(SUPPLIED DATA)
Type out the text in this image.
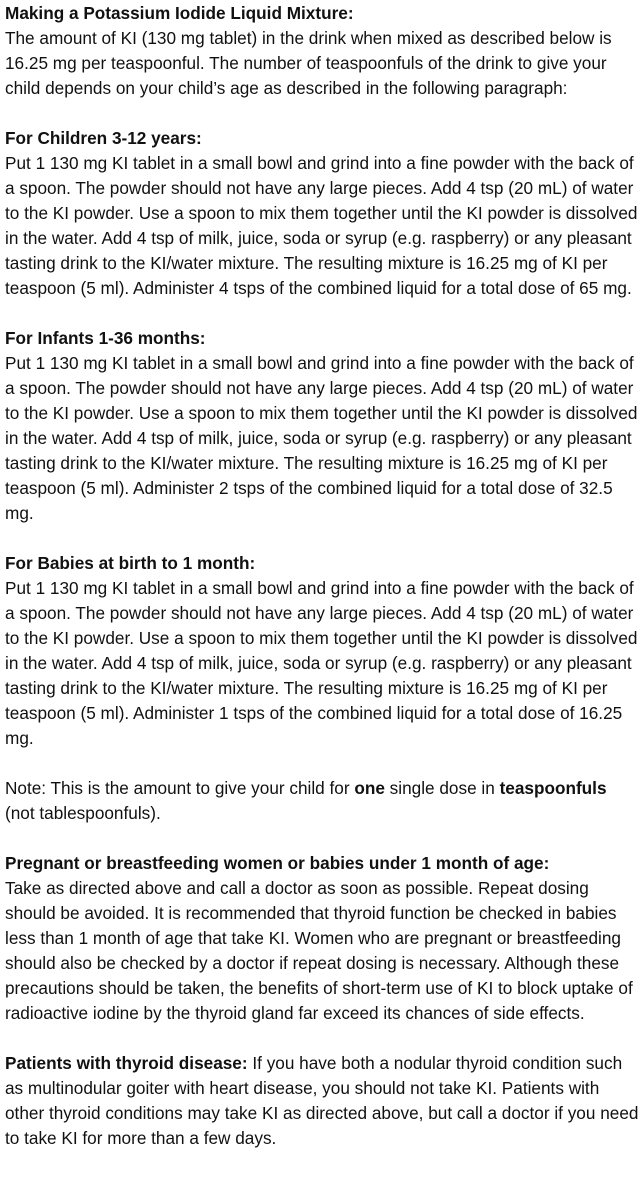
Making a Potassium Iodide Liquid Mixture:

The amount of KI (130 mg tablet) in the drink when mixed as described below is 16.25 mg per teaspoonful. The number of teaspoonfuls of the drink to give your child depends on your child’s age as described in the following paragraph:

For Children 3-12 years:

Put 1 130 mg KI tablet in a small bowl and grind into a fine powder with the back of a spoon. The powder should not have any large pieces. Add 4 tsp (20 mL) of water to the KI powder. Use a spoon to mix them together until the KI powder is dissolved in the water. Add 4 tsp of milk, juice, soda or syrup (e.g. raspberry) or any pleasant tasting drink to the KI/water mixture. The resulting mixture is 16.25 mg of KI per teaspoon (5 ml). Administer 4 tsps of the combined liquid for a total dose of 65 mg.

For Infants 1-36 months:

Put 1 130 mg KI tablet in a small bowl and grind into a fine powder with the back of a spoon. The powder should not have any large pieces. Add 4 tsp (20 mL) of water to the KI powder. Use a spoon to mix them together until the KI powder is dissolved in the water. Add 4 tsp of milk, juice, soda or syrup (e.g. raspberry) or any pleasant tasting drink to the KI/water mixture. The resulting mixture is 16.25 mg of KI per teaspoon (5 ml). Administer 2 tsps of the combined liquid for a total dose of 32.5 mg.

For Babies at birth to 1 month:

Put 1 130 mg KI tablet in a small bowl and grind into a fine powder with the back of a spoon. The powder should not have any large pieces. Add 4 tsp (20 mL) of water to the KI powder. Use a spoon to mix them together until the KI powder is dissolved in the water. Add 4 tsp of milk, juice, soda or syrup (e.g. raspberry) or any pleasant tasting drink to the KI/water mixture. The resulting mixture is 16.25 mg of KI per teaspoon (5 ml). Administer 1 tsps of the combined liquid for a total dose of 16.25 mg.

Note: This is the amount to give your child for one single dose in teaspoonfuls (not tablespoonfuls).

Pregnant or breastfeeding women or babies under 1 month of age:

Take as directed above and call a doctor as soon as possible. Repeat dosing should be avoided. It is recommended that thyroid function be checked in babies less than 1 month of age that take KI. Women who are pregnant or breastfeeding should also be checked by a doctor if repeat dosing is necessary. Although these precautions should be taken, the benefits of short-term use of KI to block uptake of radioactive iodine by the thyroid gland far exceed its chances of side effects.

Patients with thyroid disease: If you have both a nodular thyroid condition such as multinodular goiter with heart disease, you should not take KI. Patients with other thyroid conditions may take KI as directed above, but call a doctor if you need to take KI for more than a few days.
(End SUPPLIED DATA)
» ACTIVITY
Only the lines holding the string "thyroid" are needed; copy each of them from the material above.

» TASK RESPONSE
Take as directed above and call a doctor as soon as possible. Repeat dosing should be avoided. It is recommended that thyroid function be checked in babies less than 1 month of age that take KI. Women who are pregnant or breastfeeding should also be checked by a doctor if repeat dosing is necessary. Although these precautions should be taken, the benefits of short-term use of KI to block uptake of radioactive iodine by the thyroid gland far exceed its chances of side effects.
Patients with thyroid disease: If you have both a nodular thyroid condition such as multinodular goiter with heart disease, you should not take KI. Patients with other thyroid conditions may take KI as directed above, but call a doctor if you need to take KI for more than a few days.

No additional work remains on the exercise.